Extracted records
-- -- --
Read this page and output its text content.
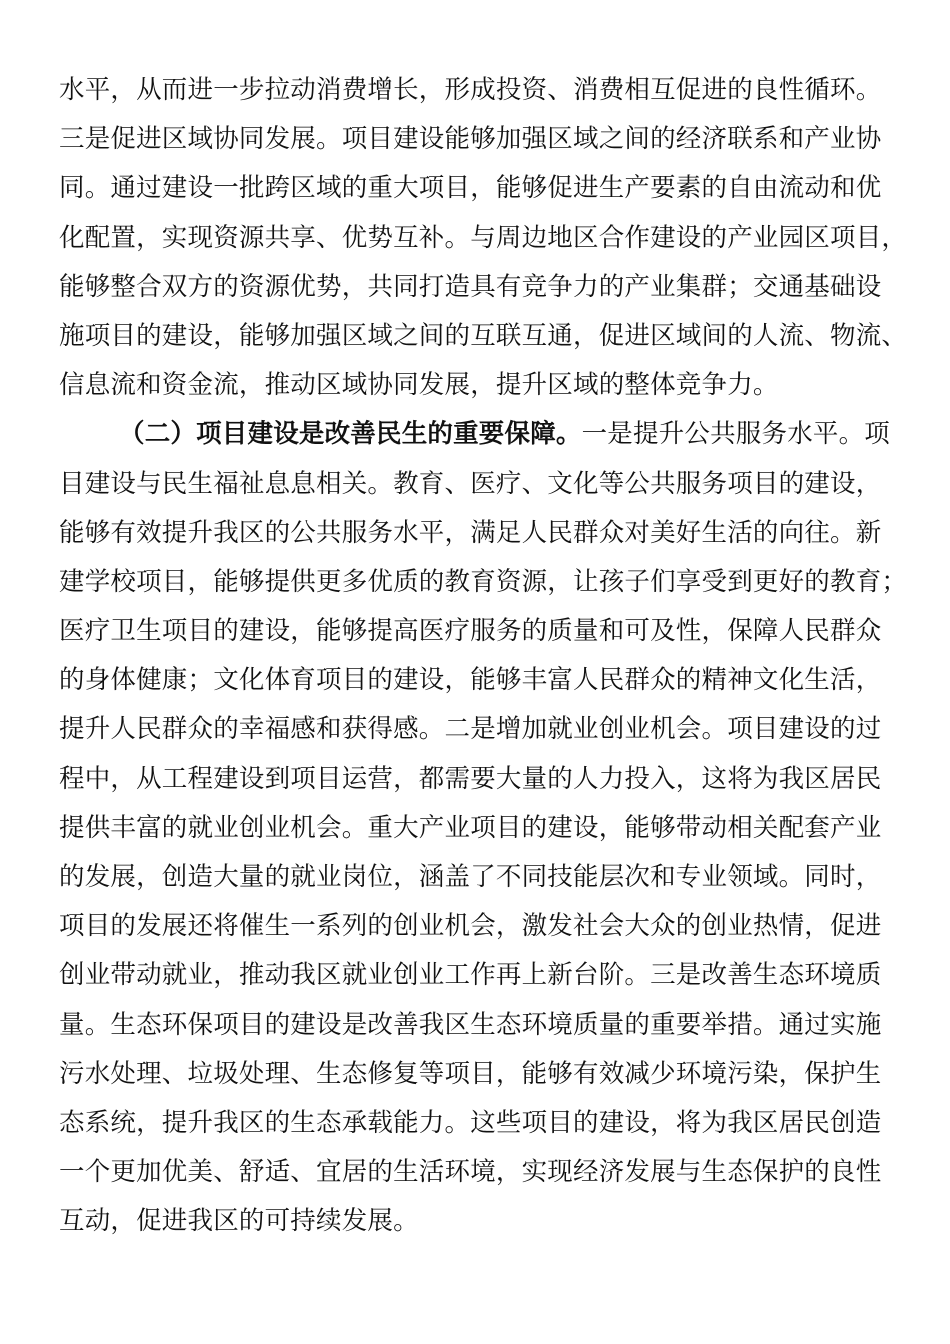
水平，从而进一步拉动消费增长，形成投资、消费相互促进的良性循环。
三是促进区域协同发展。项目建设能够加强区域之间的经济联系和产业协
同。通过建设一批跨区域的重大项目，能够促进生产要素的自由流动和优
化配置，实现资源共享、优势互补。与周边地区合作建设的产业园区项目，
能够整合双方的资源优势，共同打造具有竞争力的产业集群；交通基础设
施项目的建设，能够加强区域之间的互联互通，促进区域间的人流、物流、
信息流和资金流，推动区域协同发展，提升区域的整体竞争力。
（二）项目建设是改善民生的重要保障。一是提升公共服务水平。项
目建设与民生福祉息息相关。教育、医疗、文化等公共服务项目的建设，
能够有效提升我区的公共服务水平，满足人民群众对美好生活的向往。新
建学校项目，能够提供更多优质的教育资源，让孩子们享受到更好的教育；
医疗卫生项目的建设，能够提高医疗服务的质量和可及性，保障人民群众
的身体健康；文化体育项目的建设，能够丰富人民群众的精神文化生活，
提升人民群众的幸福感和获得感。二是增加就业创业机会。项目建设的过
程中，从工程建设到项目运营，都需要大量的人力投入，这将为我区居民
提供丰富的就业创业机会。重大产业项目的建设，能够带动相关配套产业
的发展，创造大量的就业岗位，涵盖了不同技能层次和专业领域。同时，
项目的发展还将催生一系列的创业机会，激发社会大众的创业热情，促进
创业带动就业，推动我区就业创业工作再上新台阶。三是改善生态环境质
量。生态环保项目的建设是改善我区生态环境质量的重要举措。通过实施
污水处理、垃圾处理、生态修复等项目，能够有效减少环境污染，保护生
态系统，提升我区的生态承载能力。这些项目的建设，将为我区居民创造
一个更加优美、舒适、宜居的生活环境，实现经济发展与生态保护的良性
互动，促进我区的可持续发展。
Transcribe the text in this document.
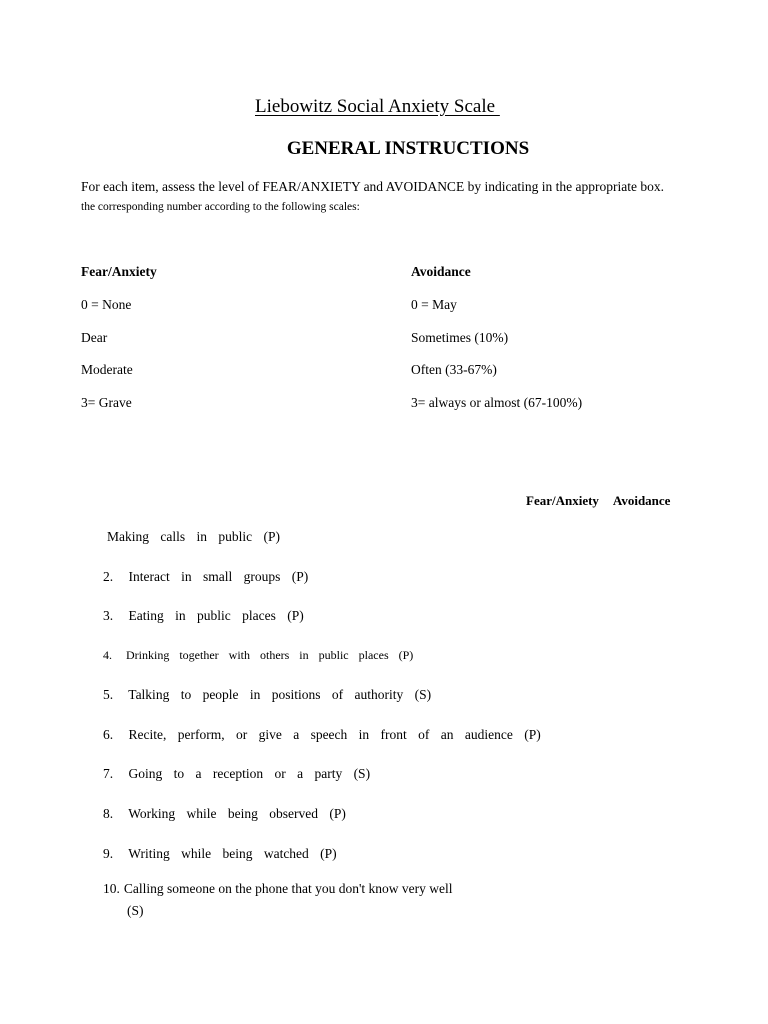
Liebowitz Social Anxiety Scale
GENERAL INSTRUCTIONS
For each item, assess the level of FEAR/ANXIETY and AVOIDANCE by indicating in the appropriate box.
the corresponding number according to the following scales:
Fear/Anxiety
0 = None
Dear
Moderate
3= Grave
Avoidance
0 = May
Sometimes (10%)
Often (33-67%)
3= always or almost (67-100%)
Fear/Anxiety Avoidance
Making calls in public (P)
2. Interact in small groups (P)
3. Eating in public places (P)
4. Drinking together with others in public places (P)
5. Talking to people in positions of authority (S)
6. Recite, perform, or give a speech in front of an audience (P)
7. Going to a reception or a party (S)
8. Working while being observed (P)
9. Writing while being watched (P)
10. Calling someone on the phone that you don't know very well
(S)
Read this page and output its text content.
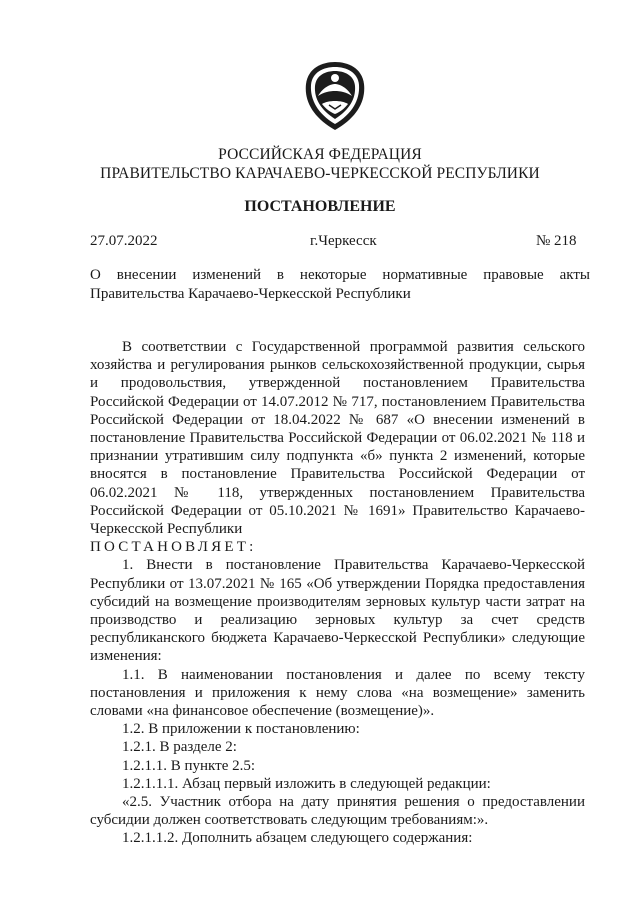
РОССИЙСКАЯ ФЕДЕРАЦИЯ
ПРАВИТЕЛЬСТВО КАРАЧАЕВО-ЧЕРКЕССКОЙ РЕСПУБЛИКИ
ПОСТАНОВЛЕНИЕ
27.07.2022	г.Черкесск	№ 218
О внесении изменений в некоторые нормативные правовые акты Правительства Карачаево-Черкесской Республики

В соответствии с Государственной программой развития сельского хозяйства и регулирования рынков сельскохозяйственной продукции, сырья и продовольствия, утвержденной постановлением Правительства Российской Федерации от 14.07.2012 № 717, постановлением Правительства Российской Федерации от 18.04.2022 № 687 «О внесении изменений в постановление Правительства Российской Федерации от 06.02.2021 № 118 и признании утратившим силу подпункта «б» пункта 2 изменений, которые вносятся в постановление Правительства Российской Федерации от 06.02.2021 № 118, утвержденных постановлением Правительства Российской Федерации от 05.10.2021 № 1691» Правительство Карачаево-Черкесской Республики

ПОСТАНОВЛЯЕТ:

1. Внести в постановление Правительства Карачаево-Черкесской Республики от 13.07.2021 № 165 «Об утверждении Порядка предоставления субсидий на возмещение производителям зерновых культур части затрат на производство и реализацию зерновых культур за счет средств республиканского бюджета Карачаево-Черкесской Республики» следующие изменения:

1.1. В наименовании постановления и далее по всему тексту постановления и приложения к нему слова «на возмещение» заменить словами «на финансовое обеспечение (возмещение)».

1.2. В приложении к постановлению:

1.2.1. В разделе 2:

1.2.1.1. В пункте 2.5:

1.2.1.1.1. Абзац первый изложить в следующей редакции:

«2.5. Участник отбора на дату принятия решения о предоставлении субсидии должен соответствовать следующим требованиям:».

1.2.1.1.2. Дополнить абзацем следующего содержания:
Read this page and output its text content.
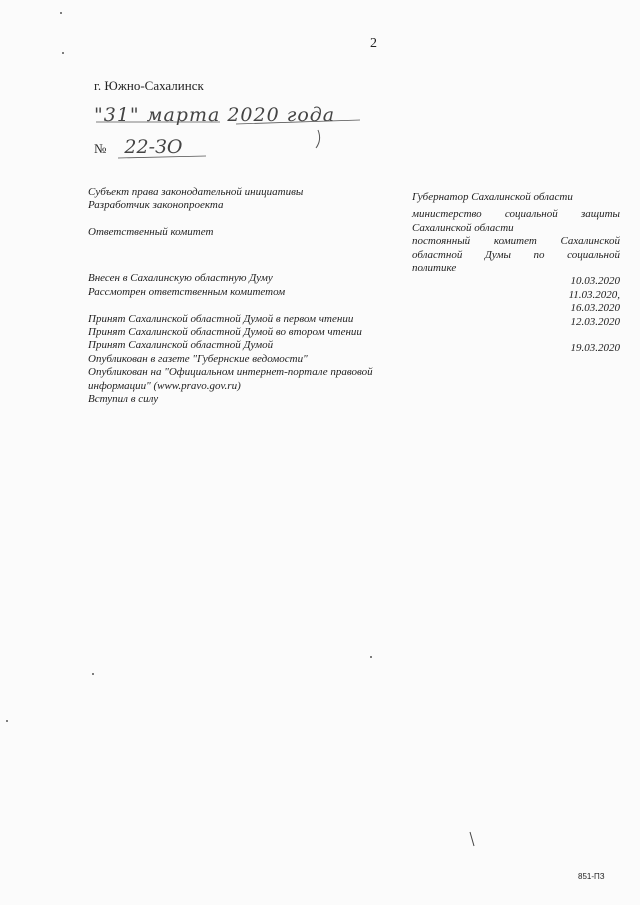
2
г. Южно-Сахалинск
"31" марта 2020 года
№ 22-ЗО
Субъект права законодательной инициативы
Разработчик законопроекта
Ответственный комитет
Внесен в Сахалинскую областную Думу
Рассмотрен ответственным комитетом
Принят Сахалинской областной Думой в первом чтении
Принят Сахалинской областной Думой во втором чтении
Принят Сахалинской областной Думой
Опубликован в газете "Губернские ведомости"
Опубликован на "Официальном интернет-портале правовой
информации" (www.pravo.gov.ru)
Вступил в силу
Губернатор Сахалинской области
министерство социальной защиты
Сахалинской области
постоянный комитет Сахалинской
областной Думы по социальной
политике
10.03.2020
11.03.2020,
16.03.2020
12.03.2020
19.03.2020
851-ПЗ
-- -- --
> JOB:
Write down every line of the data above that includes the string "социальной".

> OUTPUT BELOW:
министерство социальной защиты
областной Думы по социальной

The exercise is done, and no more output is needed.